§ Provided records
<<<<

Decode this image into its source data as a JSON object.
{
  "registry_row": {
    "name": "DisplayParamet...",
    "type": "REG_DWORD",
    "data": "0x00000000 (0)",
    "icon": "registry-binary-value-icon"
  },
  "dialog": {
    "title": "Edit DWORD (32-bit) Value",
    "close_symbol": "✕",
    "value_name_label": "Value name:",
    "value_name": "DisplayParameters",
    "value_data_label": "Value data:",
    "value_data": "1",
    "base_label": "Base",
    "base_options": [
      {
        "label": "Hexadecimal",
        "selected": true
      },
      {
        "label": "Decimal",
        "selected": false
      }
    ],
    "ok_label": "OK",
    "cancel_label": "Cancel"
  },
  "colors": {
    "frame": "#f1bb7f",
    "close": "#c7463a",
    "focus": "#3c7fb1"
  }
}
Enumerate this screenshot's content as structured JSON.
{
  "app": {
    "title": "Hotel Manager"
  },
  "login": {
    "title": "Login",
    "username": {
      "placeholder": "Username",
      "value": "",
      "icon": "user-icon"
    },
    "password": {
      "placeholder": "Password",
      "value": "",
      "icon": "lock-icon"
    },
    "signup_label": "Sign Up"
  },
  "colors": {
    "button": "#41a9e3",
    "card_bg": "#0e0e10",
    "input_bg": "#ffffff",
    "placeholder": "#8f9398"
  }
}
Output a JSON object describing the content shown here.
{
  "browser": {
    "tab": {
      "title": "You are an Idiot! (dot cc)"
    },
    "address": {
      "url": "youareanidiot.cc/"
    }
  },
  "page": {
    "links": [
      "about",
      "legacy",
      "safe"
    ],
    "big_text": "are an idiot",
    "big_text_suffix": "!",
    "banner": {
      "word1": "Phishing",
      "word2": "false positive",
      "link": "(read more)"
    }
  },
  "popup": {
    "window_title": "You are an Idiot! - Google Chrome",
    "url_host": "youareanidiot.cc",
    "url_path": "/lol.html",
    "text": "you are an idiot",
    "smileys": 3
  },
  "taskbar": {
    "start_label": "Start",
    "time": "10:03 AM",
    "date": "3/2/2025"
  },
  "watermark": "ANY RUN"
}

>>>>

§ Challenge
Write only the number of lines in the data above that include "placeholder".

§ Response
3